Reproduce every line of the listing as written, apart from the pictures.

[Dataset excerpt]
* * *
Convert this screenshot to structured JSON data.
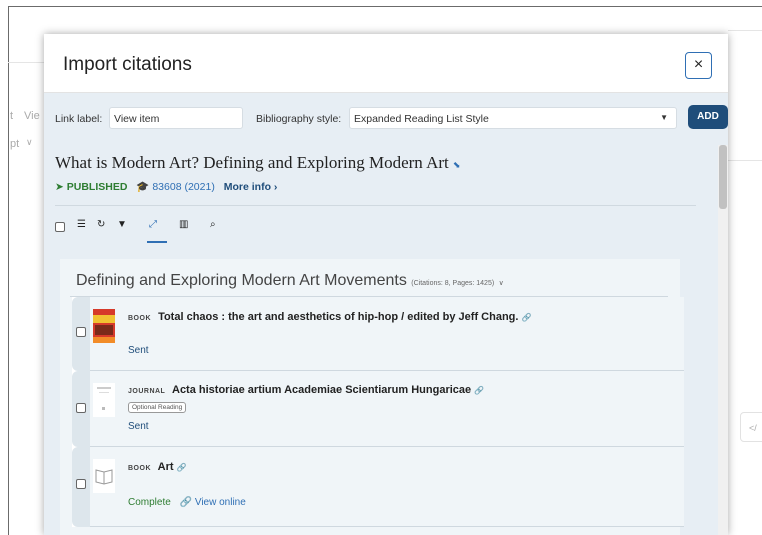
{
  "background": {
    "fragment_left_1": "t",
    "fragment_left_2": "Vie",
    "fragment_left_3": "pt",
    "right_button": "</"
  },
  "modal": {
    "title": "Import citations",
    "close_label": "×"
  },
  "settings": {
    "link_label_caption": "Link label:",
    "link_label_value": "View item",
    "bibliography_caption": "Bibliography style:",
    "bibliography_value": "Expanded Reading List Style",
    "add_label": "ADD"
  },
  "reading_list": {
    "title": "What is Modern Art? Defining and Exploring Modern Art",
    "status": "PUBLISHED",
    "stats": "83608 (2021)",
    "more_info": "More info"
  },
  "toolbar": {
    "icons": [
      "checkbox",
      "list-icon",
      "refresh-icon",
      "filter-icon",
      "expand-icon",
      "chart-icon",
      "search-icon"
    ]
  },
  "section": {
    "title": "Defining and Exploring Modern Art Movements",
    "meta": "(Citations: 8, Pages: 1425)"
  },
  "items": [
    {
      "type": "BOOK",
      "title": "Total chaos : the art and aesthetics of hip-hop / edited by Jeff Chang.",
      "status": "Sent"
    },
    {
      "type": "JOURNAL",
      "title": "Acta historiae artium Academiae Scientiarum Hungaricae",
      "badge": "Optional Reading",
      "status": "Sent"
    },
    {
      "type": "BOOK",
      "title": "Art",
      "status": "Complete",
      "link": "View online"
    }
  ],
  "colors": {
    "accent": "#2f6fb4",
    "primary_dark": "#1f4d7a",
    "published_green": "#2e7d32",
    "panel_bg": "#e7eef4"
  }
}
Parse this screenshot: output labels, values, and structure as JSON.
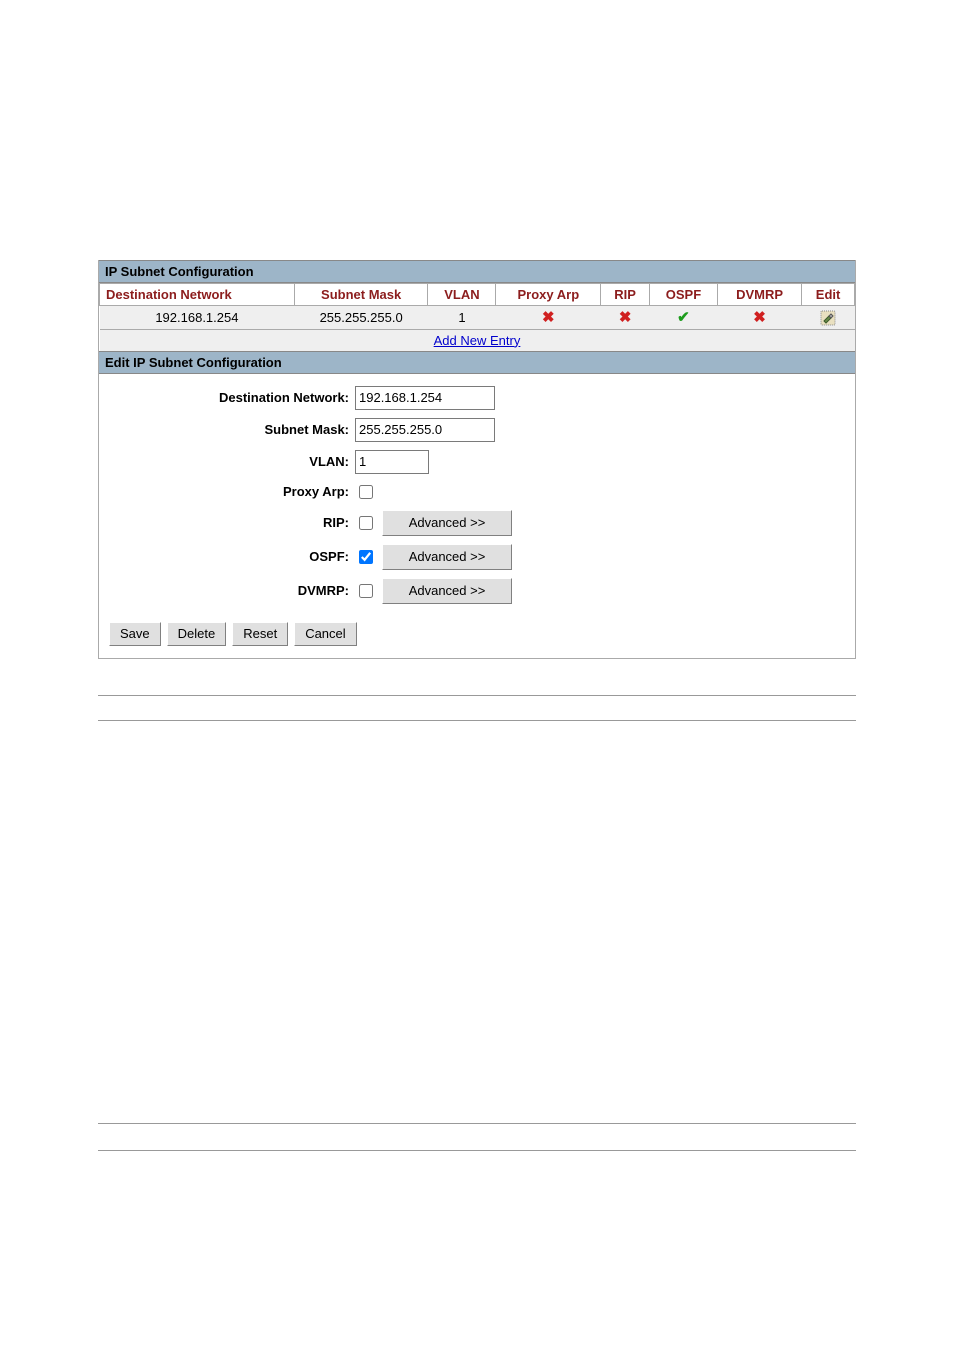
{
  "headers": {
    "main": "IP Subnet Configuration",
    "edit": "Edit IP Subnet Configuration"
  },
  "table": {
    "columns": {
      "dest": "Destination Network",
      "mask": "Subnet Mask",
      "vlan": "VLAN",
      "proxy": "Proxy Arp",
      "rip": "RIP",
      "ospf": "OSPF",
      "dvmrp": "DVMRP",
      "edit": "Edit"
    },
    "row": {
      "dest": "192.168.1.254",
      "mask": "255.255.255.0",
      "vlan": "1",
      "proxy": false,
      "rip": false,
      "ospf": true,
      "dvmrp": false
    },
    "add_link": "Add New Entry"
  },
  "form": {
    "labels": {
      "dest": "Destination Network:",
      "mask": "Subnet Mask:",
      "vlan": "VLAN:",
      "proxy": "Proxy Arp:",
      "rip": "RIP:",
      "ospf": "OSPF:",
      "dvmrp": "DVMRP:"
    },
    "values": {
      "dest": "192.168.1.254",
      "mask": "255.255.255.0",
      "vlan": "1",
      "proxy": false,
      "rip": false,
      "ospf": true,
      "dvmrp": false
    },
    "advanced_label": "Advanced >>",
    "buttons": {
      "save": "Save",
      "delete": "Delete",
      "reset": "Reset",
      "cancel": "Cancel"
    }
  }
}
* * *
▶ **COMPLETED EXERCISE**
Convert this screenshot to structured JSON data.
{
  "background": {
    "fragment_left_1": "t",
    "fragment_left_2": "Vie",
    "fragment_left_3": "pt",
    "right_button": "</"
  },
  "modal": {
    "title": "Import citations",
    "close_label": "×"
  },
  "settings": {
    "link_label_caption": "Link label:",
    "link_label_value": "View item",
    "bibliography_caption": "Bibliography style:",
    "bibliography_value": "Expanded Reading List Style",
    "add_label": "ADD"
  },
  "reading_list": {
    "title": "What is Modern Art? Defining and Exploring Modern Art",
    "status": "PUBLISHED",
    "stats": "83608 (2021)",
    "more_info": "More info"
  },
  "toolbar": {
    "icons": [
      "checkbox",
      "list-icon",
      "refresh-icon",
      "filter-icon",
      "expand-icon",
      "chart-icon",
      "search-icon"
    ]
  },
  "section": {
    "title": "Defining and Exploring Modern Art Movements",
    "meta": "(Citations: 8, Pages: 1425)"
  },
  "items": [
    {
      "type": "BOOK",
      "title": "Total chaos : the art and aesthetics of hip-hop / edited by Jeff Chang.",
      "status": "Sent"
    },
    {
      "type": "JOURNAL",
      "title": "Acta historiae artium Academiae Scientiarum Hungaricae",
      "badge": "Optional Reading",
      "status": "Sent"
    },
    {
      "type": "BOOK",
      "title": "Art",
      "status": "Complete",
      "link": "View online"
    }
  ],
  "colors": {
    "accent": "#2f6fb4",
    "primary_dark": "#1f4d7a",
    "published_green": "#2e7d32",
    "panel_bg": "#e7eef4"
  }
}
Parse this screenshot: output labels, values, and structure as JSON.
{
  "headers": {
    "main": "IP Subnet Configuration",
    "edit": "Edit IP Subnet Configuration"
  },
  "table": {
    "columns": {
      "dest": "Destination Network",
      "mask": "Subnet Mask",
      "vlan": "VLAN",
      "proxy": "Proxy Arp",
      "rip": "RIP",
      "ospf": "OSPF",
      "dvmrp": "DVMRP",
      "edit": "Edit"
    },
    "row": {
      "dest": "192.168.1.254",
      "mask": "255.255.255.0",
      "vlan": "1",
      "proxy": false,
      "rip": false,
      "ospf": true,
      "dvmrp": false
    },
    "add_link": "Add New Entry"
  },
  "form": {
    "labels": {
      "dest": "Destination Network:",
      "mask": "Subnet Mask:",
      "vlan": "VLAN:",
      "proxy": "Proxy Arp:",
      "rip": "RIP:",
      "ospf": "OSPF:",
      "dvmrp": "DVMRP:"
    },
    "values": {
      "dest": "192.168.1.254",
      "mask": "255.255.255.0",
      "vlan": "1",
      "proxy": false,
      "rip": false,
      "ospf": true,
      "dvmrp": false
    },
    "advanced_label": "Advanced >>",
    "buttons": {
      "save": "Save",
      "delete": "Delete",
      "reset": "Reset",
      "cancel": "Cancel"
    }
  }
}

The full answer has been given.